[Set exercise] Retype the listing that follows, word for word.

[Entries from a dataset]
==========

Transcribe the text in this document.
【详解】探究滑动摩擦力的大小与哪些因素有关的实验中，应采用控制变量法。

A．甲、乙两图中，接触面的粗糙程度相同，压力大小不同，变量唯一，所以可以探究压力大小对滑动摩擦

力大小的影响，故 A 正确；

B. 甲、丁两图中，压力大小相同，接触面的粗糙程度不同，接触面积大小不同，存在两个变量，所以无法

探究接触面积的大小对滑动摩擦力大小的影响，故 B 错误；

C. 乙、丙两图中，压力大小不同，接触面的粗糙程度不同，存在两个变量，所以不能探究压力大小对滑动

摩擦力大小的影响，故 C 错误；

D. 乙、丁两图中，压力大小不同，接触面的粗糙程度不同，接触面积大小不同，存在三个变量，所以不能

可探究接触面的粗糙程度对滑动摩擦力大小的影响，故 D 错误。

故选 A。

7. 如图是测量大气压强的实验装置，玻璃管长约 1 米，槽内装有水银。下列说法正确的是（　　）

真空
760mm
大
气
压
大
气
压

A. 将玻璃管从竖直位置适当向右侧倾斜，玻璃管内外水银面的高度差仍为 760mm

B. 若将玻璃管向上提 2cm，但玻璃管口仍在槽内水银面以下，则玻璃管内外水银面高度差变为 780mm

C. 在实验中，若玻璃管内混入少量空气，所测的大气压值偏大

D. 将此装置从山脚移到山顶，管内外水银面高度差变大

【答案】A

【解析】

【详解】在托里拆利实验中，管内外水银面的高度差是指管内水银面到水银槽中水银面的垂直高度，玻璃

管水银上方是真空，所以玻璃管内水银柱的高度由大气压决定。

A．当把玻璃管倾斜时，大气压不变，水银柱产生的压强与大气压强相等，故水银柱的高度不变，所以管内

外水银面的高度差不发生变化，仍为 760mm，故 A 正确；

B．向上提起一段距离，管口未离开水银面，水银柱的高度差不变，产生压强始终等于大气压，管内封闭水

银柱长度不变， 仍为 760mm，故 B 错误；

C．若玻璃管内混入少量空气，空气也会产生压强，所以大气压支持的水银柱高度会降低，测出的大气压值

==========

[Completed task]
Transcribe the text in this document.
【详解】探究滑动摩擦力的大小与哪些因素有关的实验中，应采用控制变量法。

A．甲、乙两图中，接触面的粗糙程度相同，压力大小不同，变量唯一，所以可以探究压力大小对滑动摩擦

力大小的影响，故 A 正确；

B. 甲、丁两图中，压力大小相同，接触面的粗糙程度不同，接触面积大小不同，存在两个变量，所以无法

探究接触面积的大小对滑动摩擦力大小的影响，故 B 错误；

C. 乙、丙两图中，压力大小不同，接触面的粗糙程度不同，存在两个变量，所以不能探究压力大小对滑动

摩擦力大小的影响，故 C 错误；

D. 乙、丁两图中，压力大小不同，接触面的粗糙程度不同，接触面积大小不同，存在三个变量，所以不能

可探究接触面的粗糙程度对滑动摩擦力大小的影响，故 D 错误。

故选 A。

7. 如图是测量大气压强的实验装置，玻璃管长约 1 米，槽内装有水银。下列说法正确的是（　　）

真空
760mm
大
气
压
大
气
压

A. 将玻璃管从竖直位置适当向右侧倾斜，玻璃管内外水银面的高度差仍为 760mm

B. 若将玻璃管向上提 2cm，但玻璃管口仍在槽内水银面以下，则玻璃管内外水银面高度差变为 780mm

C. 在实验中，若玻璃管内混入少量空气，所测的大气压值偏大

D. 将此装置从山脚移到山顶，管内外水银面高度差变大

【答案】A

【解析】

【详解】在托里拆利实验中，管内外水银面的高度差是指管内水银面到水银槽中水银面的垂直高度，玻璃

管水银上方是真空，所以玻璃管内水银柱的高度由大气压决定。

A．当把玻璃管倾斜时，大气压不变，水银柱产生的压强与大气压强相等，故水银柱的高度不变，所以管内

外水银面的高度差不发生变化，仍为 760mm，故 A 正确；

B．向上提起一段距离，管口未离开水银面，水银柱的高度差不变，产生压强始终等于大气压，管内封闭水

银柱长度不变， 仍为 760mm，故 B 错误；

C．若玻璃管内混入少量空气，空气也会产生压强，所以大气压支持的水银柱高度会降低，测出的大气压值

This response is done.